Extract every line that contains the string "faisoit".
☆ ☆ ☆ ☆
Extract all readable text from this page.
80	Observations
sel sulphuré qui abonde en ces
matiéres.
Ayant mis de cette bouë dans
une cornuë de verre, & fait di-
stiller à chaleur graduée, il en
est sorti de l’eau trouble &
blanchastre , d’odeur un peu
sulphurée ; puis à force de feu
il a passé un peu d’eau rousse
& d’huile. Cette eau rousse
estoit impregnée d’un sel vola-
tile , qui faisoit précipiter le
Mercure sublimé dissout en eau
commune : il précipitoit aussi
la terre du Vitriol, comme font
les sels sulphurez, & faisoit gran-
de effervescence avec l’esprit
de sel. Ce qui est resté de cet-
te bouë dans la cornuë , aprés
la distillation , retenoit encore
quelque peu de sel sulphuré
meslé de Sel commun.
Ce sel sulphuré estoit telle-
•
☆ ☆ ☆ ☆
**Task solution**:
tile , qui faisoit précipiter le
les sels sulphurez, & faisoit gran-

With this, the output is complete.